*Exercise goal*. Which lines in the records below contain the word "vietā"? Copy each one out.

*Supplied data*.

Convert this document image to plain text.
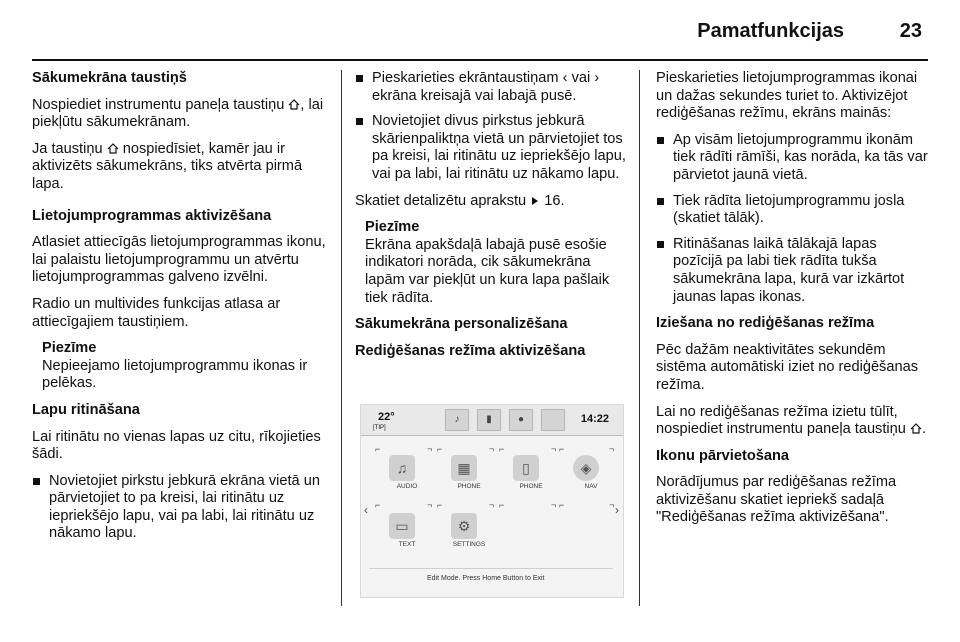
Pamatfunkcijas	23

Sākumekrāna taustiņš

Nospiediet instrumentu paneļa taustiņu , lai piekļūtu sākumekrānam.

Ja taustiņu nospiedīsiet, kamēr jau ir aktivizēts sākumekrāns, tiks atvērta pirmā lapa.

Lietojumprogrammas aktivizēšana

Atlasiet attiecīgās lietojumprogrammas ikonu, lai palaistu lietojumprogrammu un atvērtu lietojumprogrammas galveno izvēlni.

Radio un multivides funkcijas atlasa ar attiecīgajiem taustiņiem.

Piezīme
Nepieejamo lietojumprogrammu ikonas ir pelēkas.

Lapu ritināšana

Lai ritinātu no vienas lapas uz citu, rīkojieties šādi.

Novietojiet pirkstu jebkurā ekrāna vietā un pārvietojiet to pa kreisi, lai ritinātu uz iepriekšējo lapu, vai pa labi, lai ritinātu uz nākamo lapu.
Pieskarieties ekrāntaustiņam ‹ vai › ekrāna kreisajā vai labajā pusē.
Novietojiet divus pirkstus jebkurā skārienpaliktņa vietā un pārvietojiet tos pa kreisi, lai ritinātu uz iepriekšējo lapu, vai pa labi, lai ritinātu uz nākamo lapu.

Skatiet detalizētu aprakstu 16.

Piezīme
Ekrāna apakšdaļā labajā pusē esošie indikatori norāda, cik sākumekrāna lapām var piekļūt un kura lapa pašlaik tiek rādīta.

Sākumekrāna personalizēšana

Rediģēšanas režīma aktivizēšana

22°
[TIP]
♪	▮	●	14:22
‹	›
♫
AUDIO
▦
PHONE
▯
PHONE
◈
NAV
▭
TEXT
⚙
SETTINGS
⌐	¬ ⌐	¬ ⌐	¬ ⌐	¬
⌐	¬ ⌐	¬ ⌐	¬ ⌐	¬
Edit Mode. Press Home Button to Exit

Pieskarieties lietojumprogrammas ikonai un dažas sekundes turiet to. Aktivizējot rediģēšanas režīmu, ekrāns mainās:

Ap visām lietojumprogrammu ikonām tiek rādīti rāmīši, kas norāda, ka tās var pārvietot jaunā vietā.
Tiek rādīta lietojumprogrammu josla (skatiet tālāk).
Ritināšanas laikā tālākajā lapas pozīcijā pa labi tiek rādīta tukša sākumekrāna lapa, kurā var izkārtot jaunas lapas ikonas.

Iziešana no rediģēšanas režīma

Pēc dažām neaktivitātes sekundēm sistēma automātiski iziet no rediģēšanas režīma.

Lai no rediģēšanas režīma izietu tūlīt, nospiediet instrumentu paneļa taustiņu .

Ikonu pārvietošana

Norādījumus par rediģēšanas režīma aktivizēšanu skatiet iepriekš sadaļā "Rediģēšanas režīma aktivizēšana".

* * *

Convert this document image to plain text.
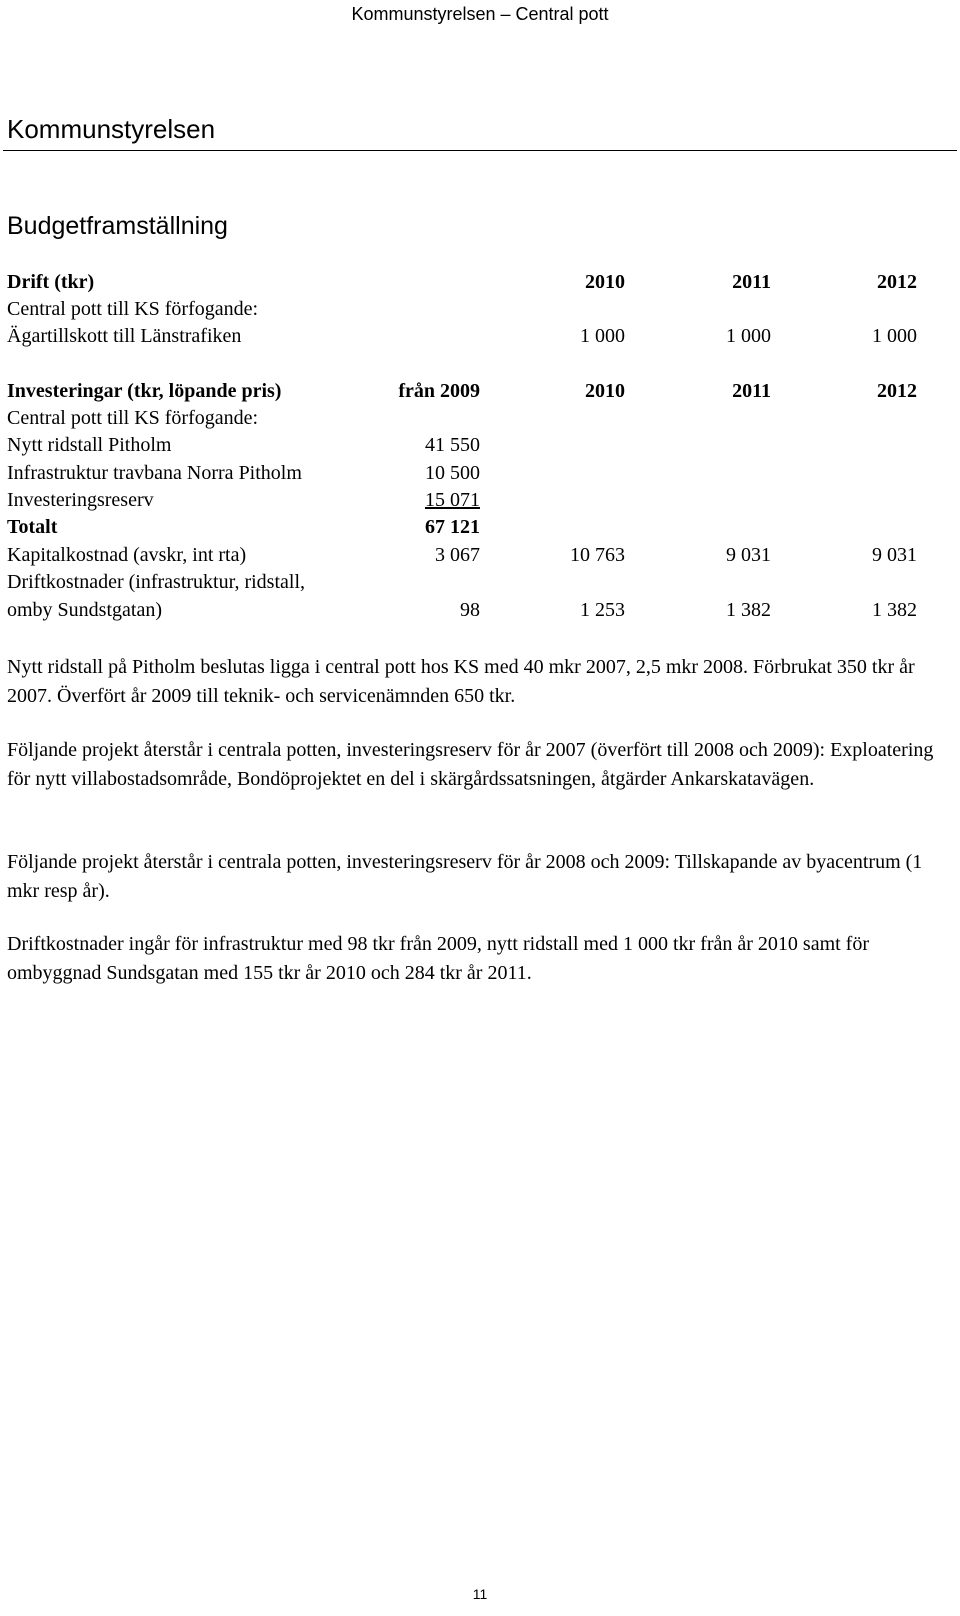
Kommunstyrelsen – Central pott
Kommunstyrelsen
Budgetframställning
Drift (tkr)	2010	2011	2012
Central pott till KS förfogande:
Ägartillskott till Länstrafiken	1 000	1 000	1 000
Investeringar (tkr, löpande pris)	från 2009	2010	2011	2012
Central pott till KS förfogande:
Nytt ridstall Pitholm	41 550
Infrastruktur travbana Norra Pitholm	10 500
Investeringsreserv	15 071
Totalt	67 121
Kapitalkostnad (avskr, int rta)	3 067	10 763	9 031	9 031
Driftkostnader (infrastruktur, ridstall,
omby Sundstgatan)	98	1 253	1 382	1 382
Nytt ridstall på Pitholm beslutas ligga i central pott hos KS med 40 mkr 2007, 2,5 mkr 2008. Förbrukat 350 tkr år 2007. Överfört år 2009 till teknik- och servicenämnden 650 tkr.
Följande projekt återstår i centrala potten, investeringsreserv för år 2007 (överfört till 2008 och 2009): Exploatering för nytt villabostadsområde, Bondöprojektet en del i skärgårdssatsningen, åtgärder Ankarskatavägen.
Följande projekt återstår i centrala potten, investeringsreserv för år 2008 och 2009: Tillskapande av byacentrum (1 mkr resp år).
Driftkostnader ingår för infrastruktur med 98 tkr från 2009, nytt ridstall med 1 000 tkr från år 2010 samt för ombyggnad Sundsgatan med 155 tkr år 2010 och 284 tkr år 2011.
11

*Response to the task*.
Novietojiet pirkstu jebkurā ekrāna vietā un pārvietojiet to pa kreisi, lai ritinātu uz iepriekšējo lapu, vai pa labi, lai ritinātu uz nākamo lapu.
Novietojiet divus pirkstus jebkurā skārienpaliktņa vietā un pārvietojiet tos pa kreisi, lai ritinātu uz iepriekšējo lapu, vai pa labi, lai ritinātu uz nākamo lapu.
Ap visām lietojumprogrammu ikonām tiek rādīti rāmīši, kas norāda, ka tās var pārvietot jaunā vietā.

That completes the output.